RECORD SET:
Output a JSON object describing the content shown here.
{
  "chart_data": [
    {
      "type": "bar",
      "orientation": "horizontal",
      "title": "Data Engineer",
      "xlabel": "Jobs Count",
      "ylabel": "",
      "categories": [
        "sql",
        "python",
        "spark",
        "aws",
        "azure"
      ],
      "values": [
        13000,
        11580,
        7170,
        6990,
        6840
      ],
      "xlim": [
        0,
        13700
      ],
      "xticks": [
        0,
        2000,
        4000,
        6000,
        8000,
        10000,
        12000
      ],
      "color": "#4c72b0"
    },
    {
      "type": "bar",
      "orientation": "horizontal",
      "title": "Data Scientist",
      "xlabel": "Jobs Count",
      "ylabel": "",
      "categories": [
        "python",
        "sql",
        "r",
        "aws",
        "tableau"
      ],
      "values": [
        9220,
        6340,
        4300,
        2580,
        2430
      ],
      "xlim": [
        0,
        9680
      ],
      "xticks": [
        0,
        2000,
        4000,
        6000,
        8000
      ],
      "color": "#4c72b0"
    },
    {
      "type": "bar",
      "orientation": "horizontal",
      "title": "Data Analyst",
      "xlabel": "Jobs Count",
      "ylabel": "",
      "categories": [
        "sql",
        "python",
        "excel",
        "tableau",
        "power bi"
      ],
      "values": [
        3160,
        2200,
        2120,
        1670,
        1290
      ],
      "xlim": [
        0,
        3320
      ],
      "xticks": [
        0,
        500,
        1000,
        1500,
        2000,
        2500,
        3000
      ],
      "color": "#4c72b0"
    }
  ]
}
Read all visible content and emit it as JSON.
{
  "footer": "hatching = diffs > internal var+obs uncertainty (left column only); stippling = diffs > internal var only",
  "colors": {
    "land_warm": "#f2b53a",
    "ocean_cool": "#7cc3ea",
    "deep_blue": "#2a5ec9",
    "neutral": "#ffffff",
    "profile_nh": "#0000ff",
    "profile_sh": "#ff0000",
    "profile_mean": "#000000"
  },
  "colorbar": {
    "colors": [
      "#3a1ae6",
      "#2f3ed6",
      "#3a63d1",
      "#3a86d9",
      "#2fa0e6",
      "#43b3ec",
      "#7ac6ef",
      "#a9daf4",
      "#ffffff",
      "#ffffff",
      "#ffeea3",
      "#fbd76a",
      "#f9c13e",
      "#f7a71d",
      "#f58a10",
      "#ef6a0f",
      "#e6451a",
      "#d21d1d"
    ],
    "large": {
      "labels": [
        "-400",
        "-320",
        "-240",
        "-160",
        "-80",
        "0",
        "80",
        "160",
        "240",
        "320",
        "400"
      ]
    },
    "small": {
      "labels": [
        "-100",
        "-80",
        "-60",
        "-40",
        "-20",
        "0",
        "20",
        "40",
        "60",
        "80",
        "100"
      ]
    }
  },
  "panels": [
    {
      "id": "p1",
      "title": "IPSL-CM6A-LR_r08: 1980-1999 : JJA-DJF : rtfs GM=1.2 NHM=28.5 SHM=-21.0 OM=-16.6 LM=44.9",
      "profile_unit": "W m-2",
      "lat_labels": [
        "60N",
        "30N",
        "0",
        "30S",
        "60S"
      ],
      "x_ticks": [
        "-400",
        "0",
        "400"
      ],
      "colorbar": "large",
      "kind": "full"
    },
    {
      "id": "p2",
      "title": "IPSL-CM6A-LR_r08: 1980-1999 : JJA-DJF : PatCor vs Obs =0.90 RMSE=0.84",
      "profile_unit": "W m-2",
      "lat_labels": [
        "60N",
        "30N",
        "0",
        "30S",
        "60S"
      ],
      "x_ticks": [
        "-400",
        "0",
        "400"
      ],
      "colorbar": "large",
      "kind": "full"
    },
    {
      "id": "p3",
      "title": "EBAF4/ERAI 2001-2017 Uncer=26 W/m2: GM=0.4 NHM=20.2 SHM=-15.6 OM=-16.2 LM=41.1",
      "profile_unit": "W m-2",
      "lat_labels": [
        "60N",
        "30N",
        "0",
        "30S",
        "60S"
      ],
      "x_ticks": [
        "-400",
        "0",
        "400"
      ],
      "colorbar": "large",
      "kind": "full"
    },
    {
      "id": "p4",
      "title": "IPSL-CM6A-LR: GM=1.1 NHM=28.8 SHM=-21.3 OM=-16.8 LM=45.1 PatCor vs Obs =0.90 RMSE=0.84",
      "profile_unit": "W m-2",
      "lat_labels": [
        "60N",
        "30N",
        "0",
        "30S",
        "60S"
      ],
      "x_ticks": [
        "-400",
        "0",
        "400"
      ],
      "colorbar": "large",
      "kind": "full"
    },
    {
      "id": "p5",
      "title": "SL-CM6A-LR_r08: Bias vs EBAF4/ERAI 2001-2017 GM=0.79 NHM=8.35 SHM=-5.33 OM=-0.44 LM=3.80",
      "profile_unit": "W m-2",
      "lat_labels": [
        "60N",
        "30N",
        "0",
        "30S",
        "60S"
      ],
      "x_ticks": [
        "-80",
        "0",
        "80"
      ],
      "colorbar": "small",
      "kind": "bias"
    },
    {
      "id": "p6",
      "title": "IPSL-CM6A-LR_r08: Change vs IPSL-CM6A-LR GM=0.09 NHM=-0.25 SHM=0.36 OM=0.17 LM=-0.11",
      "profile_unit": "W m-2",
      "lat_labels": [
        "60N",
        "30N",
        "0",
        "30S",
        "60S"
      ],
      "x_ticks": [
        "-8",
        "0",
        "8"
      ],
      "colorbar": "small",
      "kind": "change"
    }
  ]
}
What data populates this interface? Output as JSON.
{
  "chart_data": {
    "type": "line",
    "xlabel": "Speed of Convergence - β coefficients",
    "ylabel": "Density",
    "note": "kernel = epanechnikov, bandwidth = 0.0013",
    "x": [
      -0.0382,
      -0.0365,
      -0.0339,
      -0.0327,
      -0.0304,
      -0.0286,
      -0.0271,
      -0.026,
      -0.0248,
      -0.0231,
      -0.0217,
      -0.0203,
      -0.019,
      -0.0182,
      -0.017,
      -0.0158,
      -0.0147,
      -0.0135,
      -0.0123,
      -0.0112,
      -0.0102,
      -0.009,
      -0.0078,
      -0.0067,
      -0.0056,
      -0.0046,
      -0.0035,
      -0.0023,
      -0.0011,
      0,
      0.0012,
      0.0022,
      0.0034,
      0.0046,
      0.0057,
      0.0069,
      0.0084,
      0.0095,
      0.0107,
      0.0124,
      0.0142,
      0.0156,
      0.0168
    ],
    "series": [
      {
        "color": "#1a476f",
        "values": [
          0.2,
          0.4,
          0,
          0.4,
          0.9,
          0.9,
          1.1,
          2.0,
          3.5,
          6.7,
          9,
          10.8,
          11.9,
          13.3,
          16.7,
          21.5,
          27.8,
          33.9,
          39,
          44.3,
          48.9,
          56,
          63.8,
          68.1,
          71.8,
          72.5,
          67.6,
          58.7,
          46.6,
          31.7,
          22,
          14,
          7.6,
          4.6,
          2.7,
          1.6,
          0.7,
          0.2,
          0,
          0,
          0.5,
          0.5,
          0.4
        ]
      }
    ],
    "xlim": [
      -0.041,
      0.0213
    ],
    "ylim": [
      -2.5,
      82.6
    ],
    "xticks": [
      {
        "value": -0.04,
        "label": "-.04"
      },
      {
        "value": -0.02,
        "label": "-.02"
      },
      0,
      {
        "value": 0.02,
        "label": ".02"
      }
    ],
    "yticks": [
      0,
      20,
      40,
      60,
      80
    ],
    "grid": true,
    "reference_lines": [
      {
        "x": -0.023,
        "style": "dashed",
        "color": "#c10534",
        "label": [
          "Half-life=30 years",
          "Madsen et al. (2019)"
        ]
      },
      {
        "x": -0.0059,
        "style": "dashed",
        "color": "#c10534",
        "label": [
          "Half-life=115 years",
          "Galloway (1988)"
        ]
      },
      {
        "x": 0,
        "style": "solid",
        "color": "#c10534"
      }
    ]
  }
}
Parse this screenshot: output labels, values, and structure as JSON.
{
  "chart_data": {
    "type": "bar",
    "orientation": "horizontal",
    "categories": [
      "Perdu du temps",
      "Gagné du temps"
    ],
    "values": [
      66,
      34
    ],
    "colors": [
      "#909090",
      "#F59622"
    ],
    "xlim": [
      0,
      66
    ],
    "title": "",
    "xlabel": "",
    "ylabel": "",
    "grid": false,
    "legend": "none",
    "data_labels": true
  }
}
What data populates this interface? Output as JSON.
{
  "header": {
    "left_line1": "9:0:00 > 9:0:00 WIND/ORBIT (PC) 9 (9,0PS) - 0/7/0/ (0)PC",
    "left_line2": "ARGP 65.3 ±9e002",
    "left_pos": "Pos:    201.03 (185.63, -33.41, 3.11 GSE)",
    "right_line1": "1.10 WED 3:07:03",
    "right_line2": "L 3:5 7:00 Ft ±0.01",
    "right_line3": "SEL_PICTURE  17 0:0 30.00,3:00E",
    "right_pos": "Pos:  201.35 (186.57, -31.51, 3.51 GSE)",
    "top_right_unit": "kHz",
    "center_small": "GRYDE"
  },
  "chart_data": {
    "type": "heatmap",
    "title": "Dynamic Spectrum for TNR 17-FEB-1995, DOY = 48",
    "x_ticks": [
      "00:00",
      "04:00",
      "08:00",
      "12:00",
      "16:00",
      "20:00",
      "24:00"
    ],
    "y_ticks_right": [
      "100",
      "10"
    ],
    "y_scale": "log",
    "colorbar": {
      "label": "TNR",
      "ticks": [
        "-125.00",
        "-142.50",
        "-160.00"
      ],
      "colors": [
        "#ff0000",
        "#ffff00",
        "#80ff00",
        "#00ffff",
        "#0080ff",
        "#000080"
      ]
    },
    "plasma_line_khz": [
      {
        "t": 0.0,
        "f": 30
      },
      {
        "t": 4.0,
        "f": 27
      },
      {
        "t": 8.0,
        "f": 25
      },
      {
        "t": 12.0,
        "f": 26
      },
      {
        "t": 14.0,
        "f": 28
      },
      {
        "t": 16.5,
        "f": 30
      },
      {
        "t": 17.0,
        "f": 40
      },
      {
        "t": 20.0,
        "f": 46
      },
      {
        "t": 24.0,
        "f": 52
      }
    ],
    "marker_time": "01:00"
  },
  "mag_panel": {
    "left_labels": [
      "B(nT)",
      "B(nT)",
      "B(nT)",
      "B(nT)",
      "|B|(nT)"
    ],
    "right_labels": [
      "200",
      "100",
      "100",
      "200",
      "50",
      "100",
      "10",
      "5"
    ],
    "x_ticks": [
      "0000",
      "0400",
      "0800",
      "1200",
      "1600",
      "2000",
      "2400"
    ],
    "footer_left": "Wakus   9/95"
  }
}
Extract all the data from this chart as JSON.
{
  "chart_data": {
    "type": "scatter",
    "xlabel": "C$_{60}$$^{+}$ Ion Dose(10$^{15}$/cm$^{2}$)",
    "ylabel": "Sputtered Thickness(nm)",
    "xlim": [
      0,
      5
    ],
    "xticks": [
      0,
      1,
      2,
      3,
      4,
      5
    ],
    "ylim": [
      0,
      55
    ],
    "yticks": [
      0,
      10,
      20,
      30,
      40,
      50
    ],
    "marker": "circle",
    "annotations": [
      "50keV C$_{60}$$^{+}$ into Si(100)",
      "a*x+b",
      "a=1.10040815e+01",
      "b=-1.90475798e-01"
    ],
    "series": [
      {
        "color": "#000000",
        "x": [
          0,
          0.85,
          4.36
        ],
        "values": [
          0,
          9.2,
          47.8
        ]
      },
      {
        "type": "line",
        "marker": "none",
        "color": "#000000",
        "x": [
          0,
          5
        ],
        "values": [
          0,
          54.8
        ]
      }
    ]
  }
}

DESCRIPTION OF THE TASK:
Everything from the line containing "Extract all the data from this chart as JSON." to the last line of the entries above should be quoted exactly, and only that.

TASK OUTPUT:
Extract all the data from this chart as JSON.
{
  "chart_data": {
    "type": "scatter",
    "xlabel": "C$_{60}$$^{+}$ Ion Dose(10$^{15}$/cm$^{2}$)",
    "ylabel": "Sputtered Thickness(nm)",
    "xlim": [
      0,
      5
    ],
    "xticks": [
      0,
      1,
      2,
      3,
      4,
      5
    ],
    "ylim": [
      0,
      55
    ],
    "yticks": [
      0,
      10,
      20,
      30,
      40,
      50
    ],
    "marker": "circle",
    "annotations": [
      "50keV C$_{60}$$^{+}$ into Si(100)",
      "a*x+b",
      "a=1.10040815e+01",
      "b=-1.90475798e-01"
    ],
    "series": [
      {
        "color": "#000000",
        "x": [
          0,
          0.85,
          4.36
        ],
        "values": [
          0,
          9.2,
          47.8
        ]
      },
      {
        "type": "line",
        "marker": "none",
        "color": "#000000",
        "x": [
          0,
          5
        ],
        "values": [
          0,
          54.8
        ]
      }
    ]
  }
}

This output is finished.